Your task is to reproduce the material exactly.
▬▬▬▬▬▬
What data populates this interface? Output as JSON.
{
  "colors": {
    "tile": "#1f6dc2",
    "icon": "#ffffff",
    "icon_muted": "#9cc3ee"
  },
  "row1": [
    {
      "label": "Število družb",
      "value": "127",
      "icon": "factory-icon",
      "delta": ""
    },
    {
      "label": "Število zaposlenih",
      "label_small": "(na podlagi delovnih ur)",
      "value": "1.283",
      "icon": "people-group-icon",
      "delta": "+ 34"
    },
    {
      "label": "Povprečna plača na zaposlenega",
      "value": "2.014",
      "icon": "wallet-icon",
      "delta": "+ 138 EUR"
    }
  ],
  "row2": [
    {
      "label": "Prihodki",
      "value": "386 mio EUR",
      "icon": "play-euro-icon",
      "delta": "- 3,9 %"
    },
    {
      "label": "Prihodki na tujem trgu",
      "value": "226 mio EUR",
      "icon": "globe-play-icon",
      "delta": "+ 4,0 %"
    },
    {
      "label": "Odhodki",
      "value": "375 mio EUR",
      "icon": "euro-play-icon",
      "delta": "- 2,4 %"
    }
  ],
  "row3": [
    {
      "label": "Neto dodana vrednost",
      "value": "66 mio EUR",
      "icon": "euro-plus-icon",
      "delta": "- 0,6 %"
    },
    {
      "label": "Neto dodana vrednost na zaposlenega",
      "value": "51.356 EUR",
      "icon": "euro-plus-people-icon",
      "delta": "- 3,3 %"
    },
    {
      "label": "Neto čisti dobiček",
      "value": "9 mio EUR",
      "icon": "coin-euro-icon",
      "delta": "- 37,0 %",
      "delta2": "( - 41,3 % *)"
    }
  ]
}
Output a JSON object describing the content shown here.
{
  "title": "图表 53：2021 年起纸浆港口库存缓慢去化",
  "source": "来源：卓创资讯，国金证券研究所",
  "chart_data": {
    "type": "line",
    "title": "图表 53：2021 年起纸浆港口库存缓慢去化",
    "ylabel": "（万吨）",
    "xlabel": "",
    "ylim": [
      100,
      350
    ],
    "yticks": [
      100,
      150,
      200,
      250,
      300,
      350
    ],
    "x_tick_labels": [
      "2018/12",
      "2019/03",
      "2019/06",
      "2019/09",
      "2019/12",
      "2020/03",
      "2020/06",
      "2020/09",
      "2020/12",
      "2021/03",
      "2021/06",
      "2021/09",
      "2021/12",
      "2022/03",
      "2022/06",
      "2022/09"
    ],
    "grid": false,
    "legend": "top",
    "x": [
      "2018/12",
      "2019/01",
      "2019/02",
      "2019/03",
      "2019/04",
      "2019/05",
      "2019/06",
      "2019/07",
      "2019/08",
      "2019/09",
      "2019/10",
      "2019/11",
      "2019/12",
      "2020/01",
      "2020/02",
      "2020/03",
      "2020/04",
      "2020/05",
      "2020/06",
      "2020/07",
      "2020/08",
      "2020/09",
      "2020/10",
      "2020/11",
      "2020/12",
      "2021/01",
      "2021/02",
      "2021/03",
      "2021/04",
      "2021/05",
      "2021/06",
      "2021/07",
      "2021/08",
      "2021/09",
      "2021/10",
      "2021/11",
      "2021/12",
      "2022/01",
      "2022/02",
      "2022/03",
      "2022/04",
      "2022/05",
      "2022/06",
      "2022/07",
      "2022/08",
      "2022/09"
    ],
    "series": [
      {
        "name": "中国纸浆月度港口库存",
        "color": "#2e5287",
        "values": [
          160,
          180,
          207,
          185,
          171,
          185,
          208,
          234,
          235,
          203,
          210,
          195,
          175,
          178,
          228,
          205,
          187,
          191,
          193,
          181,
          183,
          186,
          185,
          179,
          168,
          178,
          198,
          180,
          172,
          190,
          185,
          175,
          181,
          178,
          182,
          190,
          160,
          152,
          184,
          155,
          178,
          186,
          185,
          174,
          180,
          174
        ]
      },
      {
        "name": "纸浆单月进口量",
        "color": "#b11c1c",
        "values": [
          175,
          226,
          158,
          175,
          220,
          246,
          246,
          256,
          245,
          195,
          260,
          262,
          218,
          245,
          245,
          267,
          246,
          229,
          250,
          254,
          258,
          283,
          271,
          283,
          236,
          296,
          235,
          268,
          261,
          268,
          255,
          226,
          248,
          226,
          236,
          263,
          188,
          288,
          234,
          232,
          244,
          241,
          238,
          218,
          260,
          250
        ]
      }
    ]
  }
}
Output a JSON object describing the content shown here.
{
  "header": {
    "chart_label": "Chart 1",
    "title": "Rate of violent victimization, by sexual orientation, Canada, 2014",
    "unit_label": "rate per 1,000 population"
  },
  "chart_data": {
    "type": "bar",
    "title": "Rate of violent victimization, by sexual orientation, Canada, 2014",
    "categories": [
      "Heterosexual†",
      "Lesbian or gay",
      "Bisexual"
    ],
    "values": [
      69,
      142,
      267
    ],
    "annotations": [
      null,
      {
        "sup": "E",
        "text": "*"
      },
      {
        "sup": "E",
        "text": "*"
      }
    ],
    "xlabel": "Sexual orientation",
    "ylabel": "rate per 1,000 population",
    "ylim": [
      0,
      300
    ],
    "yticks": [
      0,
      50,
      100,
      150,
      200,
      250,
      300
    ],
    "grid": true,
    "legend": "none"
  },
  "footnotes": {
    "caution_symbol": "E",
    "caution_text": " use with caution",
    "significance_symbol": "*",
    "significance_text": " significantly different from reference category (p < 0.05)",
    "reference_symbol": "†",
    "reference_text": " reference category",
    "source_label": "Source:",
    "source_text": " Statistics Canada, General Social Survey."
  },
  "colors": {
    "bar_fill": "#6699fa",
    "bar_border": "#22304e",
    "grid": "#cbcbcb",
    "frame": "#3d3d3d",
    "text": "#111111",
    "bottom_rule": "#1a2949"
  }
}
▬▬▬▬▬▬
The output »
What data populates this interface? Output as JSON.
{
  "colors": {
    "tile": "#1f6dc2",
    "icon": "#ffffff",
    "icon_muted": "#9cc3ee"
  },
  "row1": [
    {
      "label": "Število družb",
      "value": "127",
      "icon": "factory-icon",
      "delta": ""
    },
    {
      "label": "Število zaposlenih",
      "label_small": "(na podlagi delovnih ur)",
      "value": "1.283",
      "icon": "people-group-icon",
      "delta": "+ 34"
    },
    {
      "label": "Povprečna plača na zaposlenega",
      "value": "2.014",
      "icon": "wallet-icon",
      "delta": "+ 138 EUR"
    }
  ],
  "row2": [
    {
      "label": "Prihodki",
      "value": "386 mio EUR",
      "icon": "play-euro-icon",
      "delta": "- 3,9 %"
    },
    {
      "label": "Prihodki na tujem trgu",
      "value": "226 mio EUR",
      "icon": "globe-play-icon",
      "delta": "+ 4,0 %"
    },
    {
      "label": "Odhodki",
      "value": "375 mio EUR",
      "icon": "euro-play-icon",
      "delta": "- 2,4 %"
    }
  ],
  "row3": [
    {
      "label": "Neto dodana vrednost",
      "value": "66 mio EUR",
      "icon": "euro-plus-icon",
      "delta": "- 0,6 %"
    },
    {
      "label": "Neto dodana vrednost na zaposlenega",
      "value": "51.356 EUR",
      "icon": "euro-plus-people-icon",
      "delta": "- 3,3 %"
    },
    {
      "label": "Neto čisti dobiček",
      "value": "9 mio EUR",
      "icon": "coin-euro-icon",
      "delta": "- 37,0 %",
      "delta2": "( - 41,3 % *)"
    }
  ]
}
Output a JSON object describing the content shown here.
{
  "title": "图表 53：2021 年起纸浆港口库存缓慢去化",
  "source": "来源：卓创资讯，国金证券研究所",
  "chart_data": {
    "type": "line",
    "title": "图表 53：2021 年起纸浆港口库存缓慢去化",
    "ylabel": "（万吨）",
    "xlabel": "",
    "ylim": [
      100,
      350
    ],
    "yticks": [
      100,
      150,
      200,
      250,
      300,
      350
    ],
    "x_tick_labels": [
      "2018/12",
      "2019/03",
      "2019/06",
      "2019/09",
      "2019/12",
      "2020/03",
      "2020/06",
      "2020/09",
      "2020/12",
      "2021/03",
      "2021/06",
      "2021/09",
      "2021/12",
      "2022/03",
      "2022/06",
      "2022/09"
    ],
    "grid": false,
    "legend": "top",
    "x": [
      "2018/12",
      "2019/01",
      "2019/02",
      "2019/03",
      "2019/04",
      "2019/05",
      "2019/06",
      "2019/07",
      "2019/08",
      "2019/09",
      "2019/10",
      "2019/11",
      "2019/12",
      "2020/01",
      "2020/02",
      "2020/03",
      "2020/04",
      "2020/05",
      "2020/06",
      "2020/07",
      "2020/08",
      "2020/09",
      "2020/10",
      "2020/11",
      "2020/12",
      "2021/01",
      "2021/02",
      "2021/03",
      "2021/04",
      "2021/05",
      "2021/06",
      "2021/07",
      "2021/08",
      "2021/09",
      "2021/10",
      "2021/11",
      "2021/12",
      "2022/01",
      "2022/02",
      "2022/03",
      "2022/04",
      "2022/05",
      "2022/06",
      "2022/07",
      "2022/08",
      "2022/09"
    ],
    "series": [
      {
        "name": "中国纸浆月度港口库存",
        "color": "#2e5287",
        "values": [
          160,
          180,
          207,
          185,
          171,
          185,
          208,
          234,
          235,
          203,
          210,
          195,
          175,
          178,
          228,
          205,
          187,
          191,
          193,
          181,
          183,
          186,
          185,
          179,
          168,
          178,
          198,
          180,
          172,
          190,
          185,
          175,
          181,
          178,
          182,
          190,
          160,
          152,
          184,
          155,
          178,
          186,
          185,
          174,
          180,
          174
        ]
      },
      {
        "name": "纸浆单月进口量",
        "color": "#b11c1c",
        "values": [
          175,
          226,
          158,
          175,
          220,
          246,
          246,
          256,
          245,
          195,
          260,
          262,
          218,
          245,
          245,
          267,
          246,
          229,
          250,
          254,
          258,
          283,
          271,
          283,
          236,
          296,
          235,
          268,
          261,
          268,
          255,
          226,
          248,
          226,
          236,
          263,
          188,
          288,
          234,
          232,
          244,
          241,
          238,
          218,
          260,
          250
        ]
      }
    ]
  }
}
Output a JSON object describing the content shown here.
{
  "header": {
    "chart_label": "Chart 1",
    "title": "Rate of violent victimization, by sexual orientation, Canada, 2014",
    "unit_label": "rate per 1,000 population"
  },
  "chart_data": {
    "type": "bar",
    "title": "Rate of violent victimization, by sexual orientation, Canada, 2014",
    "categories": [
      "Heterosexual†",
      "Lesbian or gay",
      "Bisexual"
    ],
    "values": [
      69,
      142,
      267
    ],
    "annotations": [
      null,
      {
        "sup": "E",
        "text": "*"
      },
      {
        "sup": "E",
        "text": "*"
      }
    ],
    "xlabel": "Sexual orientation",
    "ylabel": "rate per 1,000 population",
    "ylim": [
      0,
      300
    ],
    "yticks": [
      0,
      50,
      100,
      150,
      200,
      250,
      300
    ],
    "grid": true,
    "legend": "none"
  },
  "footnotes": {
    "caution_symbol": "E",
    "caution_text": " use with caution",
    "significance_symbol": "*",
    "significance_text": " significantly different from reference category (p < 0.05)",
    "reference_symbol": "†",
    "reference_text": " reference category",
    "source_label": "Source:",
    "source_text": " Statistics Canada, General Social Survey."
  },
  "colors": {
    "bar_fill": "#6699fa",
    "bar_border": "#22304e",
    "grid": "#cbcbcb",
    "frame": "#3d3d3d",
    "text": "#111111",
    "bottom_rule": "#1a2949"
  }
}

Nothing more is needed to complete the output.